Exercise brief.
Wherever "society" appears in a line, list that line.

== Dataset excerpts ==

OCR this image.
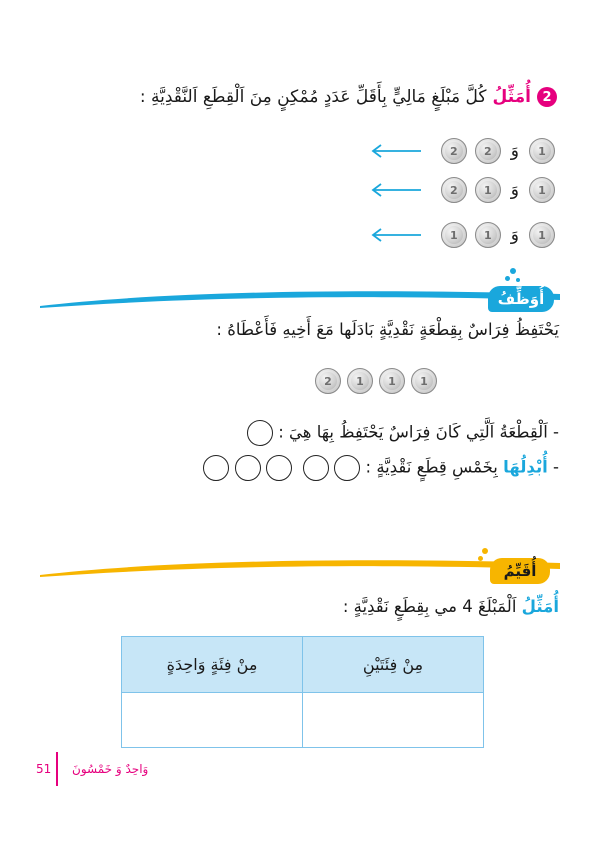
2
أُمَثِّلُ
كُلَّ مَبْلَغٍ مَالِيٍّ بِأَقَلِّ عَدَدٍ مُمْكِنٍ مِنَ اَلْقِطَعِ اَلنَّقْدِيَّةِ :
1
وَ
2
2
1
وَ
1
2
1
وَ
1
1
أُوَظِّفُ
يَحْتَفِظُ فِرَاسٌ بِقِطْعَةٍ نَقْدِيَّةٍ بَادَلَها مَعَ أَخِيهِ فَأَعْطَاهُ :
1
1
1
2
- اَلْقِطْعَةُ اَلَّتِي كَانَ فِرَاسٌ يَحْتَفِظُ بِهَا هِيَ :
- أُبْدِلُهَا بِخَمْسِ قِطَعٍ نَقْدِيَّةٍ :
أُقَيِّمُ
أُمَثِّلُ اَلْمَبْلَغَ 4 مي بِقِطَعٍ نَقْدِيَّةٍ :
مِنْ فِئَتَيْنِ	مِنْ فِئَةٍ وَاحِدَةٍ

وَاحِدٌ وَ خَمْسُونَ
51
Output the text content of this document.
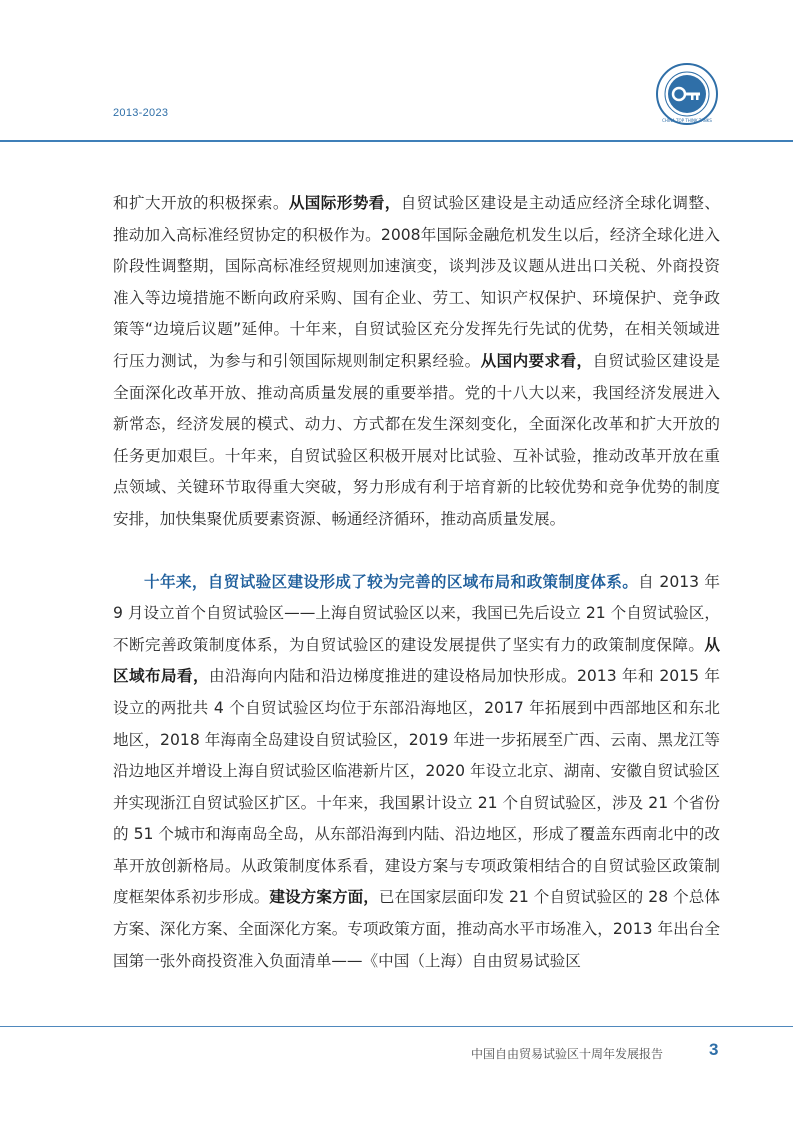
2013-2023
CHINA TOP THINK TANKS

和扩大开放的积极探索。从国际形势看，自贸试验区建设是主动适应经济全球化调整、推动加入高标准经贸协定的积极作为。2008年国际金融危机发生以后，经济全球化进入阶段性调整期，国际高标准经贸规则加速演变，谈判涉及议题从进出口关税、外商投资准入等边境措施不断向政府采购、国有企业、劳工、知识产权保护、环境保护、竞争政策等“边境后议题”延伸。十年来，自贸试验区充分发挥先行先试的优势，在相关领域进行压力测试，为参与和引领国际规则制定积累经验。从国内要求看，自贸试验区建设是全面深化改革开放、推动高质量发展的重要举措。党的十八大以来，我国经济发展进入新常态，经济发展的模式、动力、方式都在发生深刻变化，全面深化改革和扩大开放的任务更加艰巨。十年来，自贸试验区积极开展对比试验、互补试验，推动改革开放在重点领域、关键环节取得重大突破，努力形成有利于培育新的比较优势和竞争优势的制度安排，加快集聚优质要素资源、畅通经济循环，推动高质量发展。

十年来，自贸试验区建设形成了较为完善的区域布局和政策制度体系。自 2013 年 9 月设立首个自贸试验区——上海自贸试验区以来，我国已先后设立 21 个自贸试验区，不断完善政策制度体系，为自贸试验区的建设发展提供了坚实有力的政策制度保障。从区域布局看，由沿海向内陆和沿边梯度推进的建设格局加快形成。2013 年和 2015 年设立的两批共 4 个自贸试验区均位于东部沿海地区，2017 年拓展到中西部地区和东北地区，2018 年海南全岛建设自贸试验区，2019 年进一步拓展至广西、云南、黑龙江等沿边地区并增设上海自贸试验区临港新片区，2020 年设立北京、湖南、安徽自贸试验区并实现浙江自贸试验区扩区。十年来，我国累计设立 21 个自贸试验区，涉及 21 个省份的 51 个城市和海南岛全岛，从东部沿海到内陆、沿边地区，形成了覆盖东西南北中的改革开放创新格局。从政策制度体系看，建设方案与专项政策相结合的自贸试验区政策制度框架体系初步形成。建设方案方面，已在国家层面印发 21 个自贸试验区的 28 个总体方案、深化方案、全面深化方案。专项政策方面，推动高水平市场准入，2013 年出台全国第一张外商投资准入负面清单——《中国（上海）自由贸易试验区

中国自由贸易试验区十周年发展报告	3
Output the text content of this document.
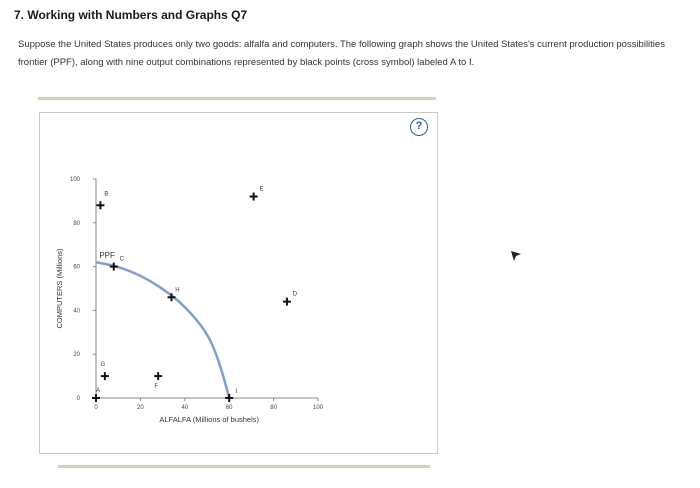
7. Working with Numbers and Graphs Q7
Suppose the United States produces only two goods: alfalfa and computers. The following graph shows the United States's current production possibilities frontier (PPF), along with nine output combinations represented by black points (cross symbol) labeled A to I.
0	20	40	60	80	100
100
80
60
40
20
0
A
B
C
D
E
F
G
H
I
PPF
ALFALFA (Millions of bushels)
COMPUTERS (Millions)
?
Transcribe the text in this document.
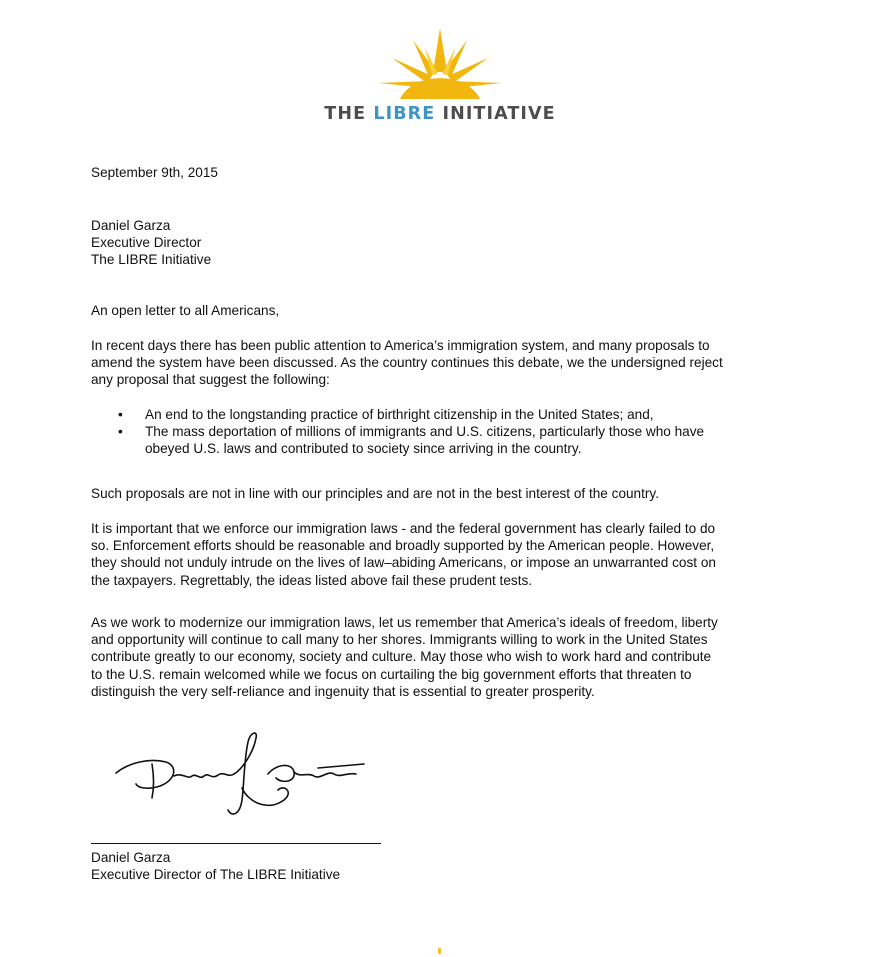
THE LIBRE INITIATIVE
September 9th, 2015

Daniel Garza

Executive Director

The LIBRE Initiative

An open letter to all Americans,

In recent days there has been public attention to America’s immigration system, and many proposals to

amend the system have been discussed. As the country continues this debate, we the undersigned reject

any proposal that suggest the following:

• An end to the longstanding practice of birthright citizenship in the United States; and,
• The mass deportation of millions of immigrants and U.S. citizens, particularly those who have
obeyed U.S. laws and contributed to society since arriving in the country.
Such proposals are not in line with our principles and are not in the best interest of the country.

It is important that we enforce our immigration laws - and the federal government has clearly failed to do

so. Enforcement efforts should be reasonable and broadly supported by the American people. However,

they should not unduly intrude on the lives of law–abiding Americans, or impose an unwarranted cost on

the taxpayers. Regrettably, the ideas listed above fail these prudent tests.

As we work to modernize our immigration laws, let us remember that America’s ideals of freedom, liberty

and opportunity will continue to call many to her shores. Immigrants willing to work in the United States

contribute greatly to our economy, society and culture. May those who wish to work hard and contribute

to the U.S. remain welcomed while we focus on curtailing the big government efforts that threaten to

distinguish the very self-reliance and ingenuity that is essential to greater prosperity.

Daniel Garza
Executive Director of The LIBRE Initiative
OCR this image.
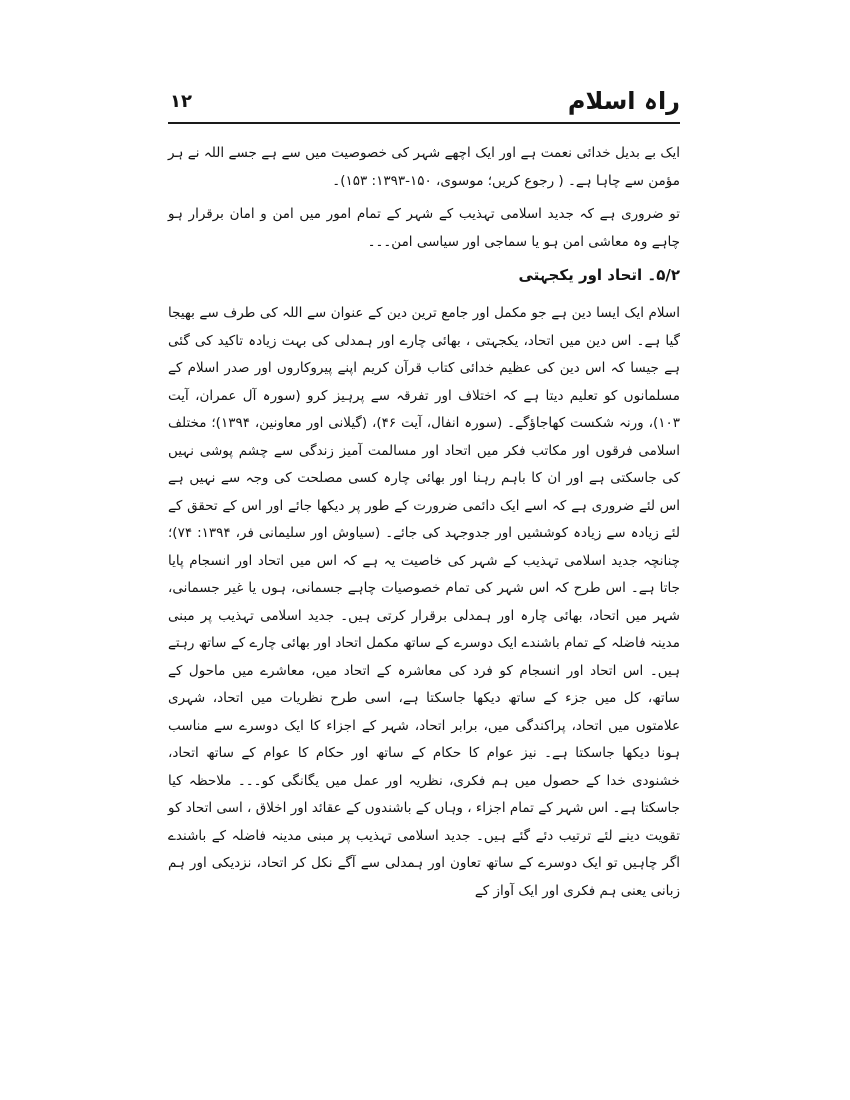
راہ اسلام
۱۲

ایک بے بدیل خدائی نعمت ہے اور ایک اچھے شہر کی خصوصیت میں سے ہے جسے اللہ نے ہر مؤمن سے چاہا ہے۔ ( رجوع کریں؛ موسوی، ۱۵۰-۱۳۹۳: ۱۵۳)۔

تو ضروری ہے کہ جدید اسلامی تہذیب کے شہر کے تمام امور میں امن و امان برقرار ہو چاہے وہ معاشی امن ہو یا سماجی اور سیاسی امن۔۔۔

۵/۲۔ اتحاد اور یکجہتی

اسلام ایک ایسا دین ہے جو مکمل اور جامع ترین دین کے عنوان سے اللہ کی طرف سے بھیجا گیا ہے۔ اس دین میں اتحاد، یکجہتی ، بھائی چارے اور ہمدلی کی بہت زیادہ تاکید کی گئی ہے جیسا کہ اس دین کی عظیم خدائی کتاب قرآن کریم اپنے پیروکاروں اور صدر اسلام کے مسلمانوں کو تعلیم دیتا ہے کہ اختلاف اور تفرقہ سے پرہیز کرو (سورہ آل عمران، آیت ۱۰۳)، ورنہ شکست کھاجاؤگے۔ (سورہ انفال، آیت ۴۶)، (گیلانی اور معاونین، ۱۳۹۴)؛ مختلف اسلامی فرقوں اور مکاتب فکر میں اتحاد اور مسالمت آمیز زندگی سے چشم پوشی نہیں کی جاسکتی ہے اور ان کا باہم رہنا اور بھائی چارہ کسی مصلحت کی وجہ سے نہیں ہے اس لئے ضروری ہے کہ اسے ایک دائمی ضرورت کے طور پر دیکھا جائے اور اس کے تحقق کے لئے زیادہ سے زیادہ کوششیں اور جدوجہد کی جائے۔ (سیاوش اور سلیمانی فر، ۱۳۹۴: ۷۴)؛ چنانچہ جدید اسلامی تہذیب کے شہر کی خاصیت یہ ہے کہ اس میں اتحاد اور انسجام پایا جاتا ہے۔ اس طرح کہ اس شہر کی تمام خصوصیات چاہے جسمانی، ہوں یا غیر جسمانی، شہر میں اتحاد، بھائی چارہ اور ہمدلی برقرار کرتی ہیں۔ جدید اسلامی تہذیب پر مبنی مدینہ فاضلہ کے تمام باشندے ایک دوسرے کے ساتھ مکمل اتحاد اور بھائی چارے کے ساتھ رہتے ہیں۔ اس اتحاد اور انسجام کو فرد کی معاشرہ کے اتحاد میں، معاشرے میں ماحول کے ساتھ، کل میں جزء کے ساتھ دیکھا جاسکتا ہے، اسی طرح نظریات میں اتحاد، شہری علامتوں میں اتحاد، پراکندگی میں، برابر اتحاد، شہر کے اجزاء کا ایک دوسرے سے مناسب ہونا دیکھا جاسکتا ہے۔ نیز عوام کا حکام کے ساتھ اور حکام کا عوام کے ساتھ اتحاد، خشنودی خدا کے حصول میں ہم فکری، نظریہ اور عمل میں یگانگی کو۔۔۔ ملاحظہ کیا جاسکتا ہے۔ اس شہر کے تمام اجزاء ، وہاں کے باشندوں کے عقائد اور اخلاق ، اسی اتحاد کو تقویت دینے لئے ترتیب دئے گئے ہیں۔ جدید اسلامی تہذیب پر مبنی مدینہ فاضلہ کے باشندے اگر چاہیں تو ایک دوسرے کے ساتھ تعاون اور ہمدلی سے آگے نکل کر اتحاد، نزدیکی اور ہم زبانی یعنی ہم فکری اور ایک آواز کے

===

Exercise output.
obeyed U.S. laws and contributed to society since arriving in the country.
contribute greatly to our economy, society and culture. May those who wish to work hard and contribute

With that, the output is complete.